━━ Listed entries

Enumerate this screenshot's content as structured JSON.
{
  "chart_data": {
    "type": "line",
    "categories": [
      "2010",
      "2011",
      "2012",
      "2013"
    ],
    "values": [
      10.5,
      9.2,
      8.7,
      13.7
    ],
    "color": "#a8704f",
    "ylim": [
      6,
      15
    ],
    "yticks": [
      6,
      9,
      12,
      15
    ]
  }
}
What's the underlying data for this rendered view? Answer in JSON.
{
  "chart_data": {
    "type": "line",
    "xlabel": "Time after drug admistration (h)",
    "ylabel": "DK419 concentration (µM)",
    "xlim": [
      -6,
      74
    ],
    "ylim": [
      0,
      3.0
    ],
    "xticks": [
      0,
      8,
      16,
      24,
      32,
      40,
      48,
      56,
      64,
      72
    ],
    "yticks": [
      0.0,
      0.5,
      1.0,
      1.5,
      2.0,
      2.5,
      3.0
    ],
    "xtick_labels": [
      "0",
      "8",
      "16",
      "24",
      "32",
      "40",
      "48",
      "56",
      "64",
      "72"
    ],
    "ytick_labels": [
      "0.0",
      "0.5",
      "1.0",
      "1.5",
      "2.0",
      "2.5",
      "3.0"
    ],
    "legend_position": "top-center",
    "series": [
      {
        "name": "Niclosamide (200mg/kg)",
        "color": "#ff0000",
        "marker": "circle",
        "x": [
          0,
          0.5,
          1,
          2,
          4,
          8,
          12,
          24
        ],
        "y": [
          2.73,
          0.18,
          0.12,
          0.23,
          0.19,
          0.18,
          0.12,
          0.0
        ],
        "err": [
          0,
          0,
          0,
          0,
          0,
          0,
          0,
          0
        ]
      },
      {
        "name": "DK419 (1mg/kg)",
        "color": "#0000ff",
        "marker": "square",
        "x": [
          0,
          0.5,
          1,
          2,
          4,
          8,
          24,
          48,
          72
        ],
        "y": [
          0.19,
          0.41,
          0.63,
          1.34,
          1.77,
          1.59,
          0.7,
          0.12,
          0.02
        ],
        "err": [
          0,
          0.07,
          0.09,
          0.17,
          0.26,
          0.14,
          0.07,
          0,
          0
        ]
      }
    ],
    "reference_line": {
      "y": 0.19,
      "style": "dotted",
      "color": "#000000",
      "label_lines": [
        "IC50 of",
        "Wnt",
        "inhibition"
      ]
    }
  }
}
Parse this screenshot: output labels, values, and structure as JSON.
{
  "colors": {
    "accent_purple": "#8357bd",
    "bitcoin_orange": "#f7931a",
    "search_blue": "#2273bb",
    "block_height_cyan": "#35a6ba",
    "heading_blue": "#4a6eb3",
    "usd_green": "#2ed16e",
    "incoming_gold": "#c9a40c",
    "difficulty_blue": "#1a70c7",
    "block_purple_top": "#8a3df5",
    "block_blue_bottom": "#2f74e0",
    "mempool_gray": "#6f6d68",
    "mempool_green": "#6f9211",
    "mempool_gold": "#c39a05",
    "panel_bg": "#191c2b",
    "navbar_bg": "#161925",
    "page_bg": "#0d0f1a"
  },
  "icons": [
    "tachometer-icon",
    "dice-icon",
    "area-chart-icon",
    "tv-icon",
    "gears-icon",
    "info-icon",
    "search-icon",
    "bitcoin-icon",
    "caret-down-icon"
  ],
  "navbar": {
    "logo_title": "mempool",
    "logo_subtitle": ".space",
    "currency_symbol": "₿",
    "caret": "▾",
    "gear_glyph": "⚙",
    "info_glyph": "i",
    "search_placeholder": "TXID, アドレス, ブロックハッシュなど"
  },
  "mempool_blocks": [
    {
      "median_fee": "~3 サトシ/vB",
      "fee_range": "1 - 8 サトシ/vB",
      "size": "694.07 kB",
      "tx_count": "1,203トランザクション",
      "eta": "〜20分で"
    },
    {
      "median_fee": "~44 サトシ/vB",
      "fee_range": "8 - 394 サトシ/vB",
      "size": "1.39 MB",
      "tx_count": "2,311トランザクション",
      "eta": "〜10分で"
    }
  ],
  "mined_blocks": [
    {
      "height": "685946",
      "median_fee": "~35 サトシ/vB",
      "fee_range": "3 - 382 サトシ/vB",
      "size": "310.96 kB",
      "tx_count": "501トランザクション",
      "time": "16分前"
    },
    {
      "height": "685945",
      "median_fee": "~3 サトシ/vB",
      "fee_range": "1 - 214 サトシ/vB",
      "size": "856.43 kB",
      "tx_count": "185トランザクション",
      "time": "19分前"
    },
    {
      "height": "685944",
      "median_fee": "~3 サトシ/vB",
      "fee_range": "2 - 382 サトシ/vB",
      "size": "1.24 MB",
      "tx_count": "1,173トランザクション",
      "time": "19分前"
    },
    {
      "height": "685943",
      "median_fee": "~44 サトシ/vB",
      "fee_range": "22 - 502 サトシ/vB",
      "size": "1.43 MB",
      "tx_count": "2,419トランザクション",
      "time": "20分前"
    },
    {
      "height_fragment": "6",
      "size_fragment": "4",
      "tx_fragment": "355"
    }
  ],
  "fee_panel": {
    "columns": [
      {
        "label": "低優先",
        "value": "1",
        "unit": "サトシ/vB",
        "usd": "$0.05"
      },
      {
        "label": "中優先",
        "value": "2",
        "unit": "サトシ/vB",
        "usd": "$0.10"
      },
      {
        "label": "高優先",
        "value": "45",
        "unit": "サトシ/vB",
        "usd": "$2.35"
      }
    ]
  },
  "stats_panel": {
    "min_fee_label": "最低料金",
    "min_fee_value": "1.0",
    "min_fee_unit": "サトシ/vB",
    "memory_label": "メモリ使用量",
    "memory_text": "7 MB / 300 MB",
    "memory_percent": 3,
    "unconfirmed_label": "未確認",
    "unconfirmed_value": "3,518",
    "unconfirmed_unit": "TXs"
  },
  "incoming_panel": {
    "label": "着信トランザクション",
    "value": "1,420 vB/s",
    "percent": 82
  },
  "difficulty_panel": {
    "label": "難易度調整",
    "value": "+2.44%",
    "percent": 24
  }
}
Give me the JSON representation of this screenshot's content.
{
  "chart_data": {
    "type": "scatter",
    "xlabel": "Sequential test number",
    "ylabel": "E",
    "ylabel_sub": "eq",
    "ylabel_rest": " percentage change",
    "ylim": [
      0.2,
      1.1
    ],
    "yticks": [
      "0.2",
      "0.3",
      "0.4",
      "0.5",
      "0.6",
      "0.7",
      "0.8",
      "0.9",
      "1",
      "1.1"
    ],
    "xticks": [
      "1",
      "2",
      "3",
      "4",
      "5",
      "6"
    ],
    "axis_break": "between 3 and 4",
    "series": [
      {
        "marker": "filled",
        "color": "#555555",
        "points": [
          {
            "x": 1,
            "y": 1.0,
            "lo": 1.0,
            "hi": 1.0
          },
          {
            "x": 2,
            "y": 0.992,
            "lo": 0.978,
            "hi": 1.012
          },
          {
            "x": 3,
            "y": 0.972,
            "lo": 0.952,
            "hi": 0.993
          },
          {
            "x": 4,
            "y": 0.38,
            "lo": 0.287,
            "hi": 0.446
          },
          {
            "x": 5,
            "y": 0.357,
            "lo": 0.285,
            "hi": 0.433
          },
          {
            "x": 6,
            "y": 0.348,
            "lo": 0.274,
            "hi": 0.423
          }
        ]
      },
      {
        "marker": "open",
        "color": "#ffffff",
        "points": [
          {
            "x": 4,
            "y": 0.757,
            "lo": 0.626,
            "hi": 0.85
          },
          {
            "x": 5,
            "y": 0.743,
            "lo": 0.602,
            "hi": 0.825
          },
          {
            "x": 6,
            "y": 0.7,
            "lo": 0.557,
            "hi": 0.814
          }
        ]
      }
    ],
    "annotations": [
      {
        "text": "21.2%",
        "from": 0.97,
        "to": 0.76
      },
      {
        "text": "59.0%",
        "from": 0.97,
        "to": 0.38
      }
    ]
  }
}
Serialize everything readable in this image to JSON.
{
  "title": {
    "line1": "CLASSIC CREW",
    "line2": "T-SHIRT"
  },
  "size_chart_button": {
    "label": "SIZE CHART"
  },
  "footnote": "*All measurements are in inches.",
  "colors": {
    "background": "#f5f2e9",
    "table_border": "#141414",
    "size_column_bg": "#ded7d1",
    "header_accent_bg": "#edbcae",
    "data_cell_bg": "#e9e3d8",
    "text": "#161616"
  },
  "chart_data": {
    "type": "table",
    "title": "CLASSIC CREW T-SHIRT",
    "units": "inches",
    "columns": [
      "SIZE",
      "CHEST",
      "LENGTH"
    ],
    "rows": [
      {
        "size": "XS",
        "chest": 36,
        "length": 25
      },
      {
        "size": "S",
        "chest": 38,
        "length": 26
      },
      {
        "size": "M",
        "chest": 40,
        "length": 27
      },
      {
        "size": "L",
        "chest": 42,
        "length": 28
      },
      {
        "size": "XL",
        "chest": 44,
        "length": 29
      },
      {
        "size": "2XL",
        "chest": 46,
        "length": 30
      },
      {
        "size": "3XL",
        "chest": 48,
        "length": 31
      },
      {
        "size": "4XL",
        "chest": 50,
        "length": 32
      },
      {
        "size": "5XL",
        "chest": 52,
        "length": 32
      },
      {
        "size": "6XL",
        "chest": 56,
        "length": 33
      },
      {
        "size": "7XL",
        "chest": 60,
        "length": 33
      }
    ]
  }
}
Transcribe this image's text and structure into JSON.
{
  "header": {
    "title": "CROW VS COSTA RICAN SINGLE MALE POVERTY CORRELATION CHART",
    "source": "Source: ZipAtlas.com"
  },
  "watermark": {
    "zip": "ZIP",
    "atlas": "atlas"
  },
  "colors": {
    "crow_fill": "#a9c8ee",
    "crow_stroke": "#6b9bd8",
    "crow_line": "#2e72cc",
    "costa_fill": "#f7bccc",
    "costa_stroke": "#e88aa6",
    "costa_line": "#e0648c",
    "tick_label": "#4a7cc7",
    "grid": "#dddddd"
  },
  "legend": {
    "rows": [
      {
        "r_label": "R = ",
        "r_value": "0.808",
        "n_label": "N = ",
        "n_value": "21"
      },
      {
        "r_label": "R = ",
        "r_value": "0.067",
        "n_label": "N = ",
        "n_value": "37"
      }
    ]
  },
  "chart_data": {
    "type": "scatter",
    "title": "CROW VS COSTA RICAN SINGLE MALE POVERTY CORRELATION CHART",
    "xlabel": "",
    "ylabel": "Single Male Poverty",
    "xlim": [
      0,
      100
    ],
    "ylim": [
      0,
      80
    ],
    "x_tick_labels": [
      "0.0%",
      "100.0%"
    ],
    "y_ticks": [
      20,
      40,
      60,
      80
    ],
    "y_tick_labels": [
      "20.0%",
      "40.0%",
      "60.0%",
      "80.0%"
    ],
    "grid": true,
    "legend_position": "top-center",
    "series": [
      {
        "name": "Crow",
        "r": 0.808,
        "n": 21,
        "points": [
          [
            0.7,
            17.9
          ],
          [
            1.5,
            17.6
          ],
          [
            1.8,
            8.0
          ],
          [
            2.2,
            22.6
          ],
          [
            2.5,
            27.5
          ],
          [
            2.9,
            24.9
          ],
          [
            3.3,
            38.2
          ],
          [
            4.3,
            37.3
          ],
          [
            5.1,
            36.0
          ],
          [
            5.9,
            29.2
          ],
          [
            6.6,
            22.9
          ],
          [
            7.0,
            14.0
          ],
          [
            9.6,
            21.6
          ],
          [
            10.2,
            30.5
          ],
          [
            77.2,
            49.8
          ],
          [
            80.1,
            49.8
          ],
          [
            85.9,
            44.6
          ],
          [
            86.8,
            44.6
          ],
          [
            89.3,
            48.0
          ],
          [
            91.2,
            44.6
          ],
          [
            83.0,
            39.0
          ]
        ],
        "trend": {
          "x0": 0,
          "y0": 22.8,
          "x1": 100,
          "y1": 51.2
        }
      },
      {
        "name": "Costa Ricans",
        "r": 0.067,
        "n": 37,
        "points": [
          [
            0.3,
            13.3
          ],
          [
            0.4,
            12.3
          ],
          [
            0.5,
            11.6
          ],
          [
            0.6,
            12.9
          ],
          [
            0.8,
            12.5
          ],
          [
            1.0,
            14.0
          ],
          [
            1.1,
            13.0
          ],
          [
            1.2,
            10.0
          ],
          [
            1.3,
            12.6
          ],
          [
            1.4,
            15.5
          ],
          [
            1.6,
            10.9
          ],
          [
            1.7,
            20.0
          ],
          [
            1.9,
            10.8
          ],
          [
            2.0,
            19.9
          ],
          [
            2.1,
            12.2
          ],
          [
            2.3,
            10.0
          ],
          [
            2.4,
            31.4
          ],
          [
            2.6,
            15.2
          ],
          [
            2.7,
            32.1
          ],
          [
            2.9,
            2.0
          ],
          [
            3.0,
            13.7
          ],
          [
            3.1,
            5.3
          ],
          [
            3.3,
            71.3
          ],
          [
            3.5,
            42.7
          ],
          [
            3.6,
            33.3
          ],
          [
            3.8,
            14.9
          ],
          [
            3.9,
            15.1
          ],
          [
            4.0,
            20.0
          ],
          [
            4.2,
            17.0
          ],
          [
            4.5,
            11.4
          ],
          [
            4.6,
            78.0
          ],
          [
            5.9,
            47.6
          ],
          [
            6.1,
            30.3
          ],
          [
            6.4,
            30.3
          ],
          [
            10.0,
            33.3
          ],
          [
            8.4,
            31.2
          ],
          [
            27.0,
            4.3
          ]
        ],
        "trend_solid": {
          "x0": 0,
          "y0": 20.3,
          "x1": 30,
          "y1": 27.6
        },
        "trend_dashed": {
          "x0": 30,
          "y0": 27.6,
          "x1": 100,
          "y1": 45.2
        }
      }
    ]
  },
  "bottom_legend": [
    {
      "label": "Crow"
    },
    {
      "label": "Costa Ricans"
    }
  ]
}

━━━━

Problem statement:
Report how many lines in this data include the string "screenshot", and nothing else.

Reply:
3